[Problem] From the entries below, extract every line that includes the word "people".

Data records
┄┄┄┄┄┄┄┄┄┄┄┄┄┄┄┄┄┄┄┄

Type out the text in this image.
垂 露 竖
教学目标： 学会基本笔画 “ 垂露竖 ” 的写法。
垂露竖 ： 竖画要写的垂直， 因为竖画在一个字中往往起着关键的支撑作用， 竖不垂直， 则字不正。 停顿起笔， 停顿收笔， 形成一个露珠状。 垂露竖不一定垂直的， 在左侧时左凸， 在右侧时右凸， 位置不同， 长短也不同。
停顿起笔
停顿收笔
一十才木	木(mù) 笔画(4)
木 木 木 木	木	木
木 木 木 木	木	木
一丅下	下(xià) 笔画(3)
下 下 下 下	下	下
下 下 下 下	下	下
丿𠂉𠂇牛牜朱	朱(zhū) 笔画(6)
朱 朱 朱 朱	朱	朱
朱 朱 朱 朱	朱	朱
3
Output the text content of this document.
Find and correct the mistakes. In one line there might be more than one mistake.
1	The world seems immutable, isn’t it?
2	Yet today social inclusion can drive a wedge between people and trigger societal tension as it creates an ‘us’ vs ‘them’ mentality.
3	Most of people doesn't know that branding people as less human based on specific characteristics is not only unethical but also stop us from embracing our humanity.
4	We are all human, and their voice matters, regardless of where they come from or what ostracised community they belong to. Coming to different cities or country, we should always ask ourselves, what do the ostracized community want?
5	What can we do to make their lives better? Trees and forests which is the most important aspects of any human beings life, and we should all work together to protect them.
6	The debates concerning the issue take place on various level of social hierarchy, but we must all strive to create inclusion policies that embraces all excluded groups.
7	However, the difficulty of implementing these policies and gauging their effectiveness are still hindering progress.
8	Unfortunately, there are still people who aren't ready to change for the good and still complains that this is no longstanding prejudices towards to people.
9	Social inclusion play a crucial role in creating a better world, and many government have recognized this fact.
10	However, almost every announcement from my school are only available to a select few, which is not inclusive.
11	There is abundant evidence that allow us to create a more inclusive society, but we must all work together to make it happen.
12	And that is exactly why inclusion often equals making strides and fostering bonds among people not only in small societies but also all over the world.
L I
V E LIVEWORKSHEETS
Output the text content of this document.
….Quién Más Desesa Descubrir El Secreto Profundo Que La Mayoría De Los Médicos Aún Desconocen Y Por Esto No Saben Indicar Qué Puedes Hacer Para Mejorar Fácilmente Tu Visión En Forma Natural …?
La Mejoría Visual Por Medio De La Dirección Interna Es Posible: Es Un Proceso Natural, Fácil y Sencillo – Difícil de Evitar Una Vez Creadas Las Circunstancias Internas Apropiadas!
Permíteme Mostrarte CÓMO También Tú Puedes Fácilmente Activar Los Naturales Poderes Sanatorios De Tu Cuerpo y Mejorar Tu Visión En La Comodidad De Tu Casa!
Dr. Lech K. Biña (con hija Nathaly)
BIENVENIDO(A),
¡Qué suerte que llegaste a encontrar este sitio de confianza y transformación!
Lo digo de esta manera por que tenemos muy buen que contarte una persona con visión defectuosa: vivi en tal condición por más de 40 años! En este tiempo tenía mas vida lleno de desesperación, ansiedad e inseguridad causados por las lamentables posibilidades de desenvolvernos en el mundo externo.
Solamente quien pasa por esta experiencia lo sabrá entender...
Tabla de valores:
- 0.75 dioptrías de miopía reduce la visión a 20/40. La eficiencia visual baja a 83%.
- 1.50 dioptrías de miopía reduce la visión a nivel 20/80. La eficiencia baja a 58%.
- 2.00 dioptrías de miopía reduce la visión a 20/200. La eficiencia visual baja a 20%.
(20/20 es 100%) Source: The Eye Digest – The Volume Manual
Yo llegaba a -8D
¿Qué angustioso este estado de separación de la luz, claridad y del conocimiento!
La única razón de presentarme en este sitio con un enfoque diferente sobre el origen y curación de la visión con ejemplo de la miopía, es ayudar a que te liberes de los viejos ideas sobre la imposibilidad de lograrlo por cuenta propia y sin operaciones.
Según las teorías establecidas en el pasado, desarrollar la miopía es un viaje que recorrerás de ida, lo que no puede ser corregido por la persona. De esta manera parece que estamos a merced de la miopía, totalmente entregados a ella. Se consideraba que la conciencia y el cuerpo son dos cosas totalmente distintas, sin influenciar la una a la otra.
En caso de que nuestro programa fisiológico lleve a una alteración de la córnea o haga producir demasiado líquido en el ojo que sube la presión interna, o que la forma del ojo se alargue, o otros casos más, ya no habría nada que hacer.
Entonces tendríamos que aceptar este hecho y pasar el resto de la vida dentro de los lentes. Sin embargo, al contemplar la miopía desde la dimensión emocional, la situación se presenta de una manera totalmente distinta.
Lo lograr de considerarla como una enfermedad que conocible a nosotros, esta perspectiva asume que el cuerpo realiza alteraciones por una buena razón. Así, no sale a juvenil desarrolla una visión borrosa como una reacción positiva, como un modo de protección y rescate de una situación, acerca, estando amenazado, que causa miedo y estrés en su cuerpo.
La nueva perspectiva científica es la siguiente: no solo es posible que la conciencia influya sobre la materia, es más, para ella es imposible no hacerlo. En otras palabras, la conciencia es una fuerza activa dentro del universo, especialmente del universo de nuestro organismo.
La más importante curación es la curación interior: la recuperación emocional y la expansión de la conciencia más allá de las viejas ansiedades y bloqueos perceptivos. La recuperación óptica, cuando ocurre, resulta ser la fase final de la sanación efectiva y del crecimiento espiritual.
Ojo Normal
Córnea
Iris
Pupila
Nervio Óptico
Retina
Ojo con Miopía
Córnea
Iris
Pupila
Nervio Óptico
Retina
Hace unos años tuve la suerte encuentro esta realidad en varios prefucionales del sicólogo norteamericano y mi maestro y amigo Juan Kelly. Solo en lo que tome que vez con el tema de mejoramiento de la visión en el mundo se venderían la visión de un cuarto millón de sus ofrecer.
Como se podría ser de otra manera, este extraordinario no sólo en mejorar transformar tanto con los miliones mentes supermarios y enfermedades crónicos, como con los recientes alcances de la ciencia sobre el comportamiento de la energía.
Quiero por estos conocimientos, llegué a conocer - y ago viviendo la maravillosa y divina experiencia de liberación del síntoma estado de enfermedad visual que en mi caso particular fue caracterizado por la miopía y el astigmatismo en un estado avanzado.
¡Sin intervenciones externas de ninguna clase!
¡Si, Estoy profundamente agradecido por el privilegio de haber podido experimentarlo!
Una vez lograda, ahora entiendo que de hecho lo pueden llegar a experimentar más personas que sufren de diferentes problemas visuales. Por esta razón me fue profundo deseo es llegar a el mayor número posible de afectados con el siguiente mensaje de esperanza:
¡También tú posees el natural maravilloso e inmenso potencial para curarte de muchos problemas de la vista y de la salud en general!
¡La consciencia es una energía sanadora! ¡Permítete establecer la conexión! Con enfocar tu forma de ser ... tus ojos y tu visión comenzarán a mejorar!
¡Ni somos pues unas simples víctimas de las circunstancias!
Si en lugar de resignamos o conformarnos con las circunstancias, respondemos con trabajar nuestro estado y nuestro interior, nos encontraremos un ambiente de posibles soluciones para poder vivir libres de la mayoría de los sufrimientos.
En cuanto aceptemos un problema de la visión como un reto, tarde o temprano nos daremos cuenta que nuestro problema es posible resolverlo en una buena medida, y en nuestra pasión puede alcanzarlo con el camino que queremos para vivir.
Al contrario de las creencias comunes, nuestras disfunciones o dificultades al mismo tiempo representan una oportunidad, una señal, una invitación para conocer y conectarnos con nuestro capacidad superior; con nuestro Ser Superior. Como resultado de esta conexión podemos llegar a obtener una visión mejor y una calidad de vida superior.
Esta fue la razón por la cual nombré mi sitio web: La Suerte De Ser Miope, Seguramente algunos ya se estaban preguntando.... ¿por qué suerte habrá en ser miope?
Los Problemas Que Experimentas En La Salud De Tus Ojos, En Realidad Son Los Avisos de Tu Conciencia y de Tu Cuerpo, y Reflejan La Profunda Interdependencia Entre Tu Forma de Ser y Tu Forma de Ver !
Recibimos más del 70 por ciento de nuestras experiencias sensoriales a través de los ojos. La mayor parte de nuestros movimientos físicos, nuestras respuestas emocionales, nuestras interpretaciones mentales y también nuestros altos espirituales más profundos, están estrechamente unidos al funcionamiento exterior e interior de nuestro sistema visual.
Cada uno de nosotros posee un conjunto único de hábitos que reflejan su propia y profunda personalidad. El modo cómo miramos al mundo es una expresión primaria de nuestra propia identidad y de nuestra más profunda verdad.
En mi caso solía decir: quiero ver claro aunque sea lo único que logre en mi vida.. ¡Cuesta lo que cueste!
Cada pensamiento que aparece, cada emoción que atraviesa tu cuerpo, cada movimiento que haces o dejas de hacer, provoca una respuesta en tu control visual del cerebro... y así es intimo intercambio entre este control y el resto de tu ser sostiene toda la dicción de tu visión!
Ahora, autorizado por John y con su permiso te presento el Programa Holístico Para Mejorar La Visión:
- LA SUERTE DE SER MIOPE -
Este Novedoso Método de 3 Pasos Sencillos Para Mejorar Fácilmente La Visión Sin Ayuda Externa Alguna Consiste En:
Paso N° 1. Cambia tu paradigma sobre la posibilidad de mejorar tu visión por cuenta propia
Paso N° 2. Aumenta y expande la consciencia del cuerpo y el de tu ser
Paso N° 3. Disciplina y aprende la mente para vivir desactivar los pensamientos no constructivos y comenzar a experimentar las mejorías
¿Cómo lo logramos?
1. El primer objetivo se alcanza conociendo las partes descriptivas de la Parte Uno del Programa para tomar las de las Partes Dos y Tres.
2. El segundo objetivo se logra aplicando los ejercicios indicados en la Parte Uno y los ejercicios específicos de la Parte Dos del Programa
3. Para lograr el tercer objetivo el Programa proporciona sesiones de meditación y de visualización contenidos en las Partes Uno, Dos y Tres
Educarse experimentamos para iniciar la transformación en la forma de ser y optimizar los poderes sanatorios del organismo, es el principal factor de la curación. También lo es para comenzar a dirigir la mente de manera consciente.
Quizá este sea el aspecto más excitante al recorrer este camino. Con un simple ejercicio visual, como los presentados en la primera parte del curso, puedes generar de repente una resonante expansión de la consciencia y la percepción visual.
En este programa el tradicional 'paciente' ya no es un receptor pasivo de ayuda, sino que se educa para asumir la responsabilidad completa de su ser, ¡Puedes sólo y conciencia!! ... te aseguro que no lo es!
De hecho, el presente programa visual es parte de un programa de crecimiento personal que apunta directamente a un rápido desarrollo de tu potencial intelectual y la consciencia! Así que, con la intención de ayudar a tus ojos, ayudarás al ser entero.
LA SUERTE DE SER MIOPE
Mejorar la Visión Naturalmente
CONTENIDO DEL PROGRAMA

┄┄┄┄┄┄┄┄┄┄┄┄┄┄┄┄┄┄┄┄

[Exercise result]
2	Yet today social inclusion can drive a wedge between people and trigger societal tension as it creates an ‘us’ vs ‘them’ mentality.
3	Most of people doesn't know that branding people as less human based on specific characteristics is not only unethical but also stop us from embracing our humanity.
8	Unfortunately, there are still people who aren't ready to change for the good and still complains that this is no longstanding prejudices towards to people.
12	And that is exactly why inclusion often equals making strides and fostering bonds among people not only in small societies but also all over the world.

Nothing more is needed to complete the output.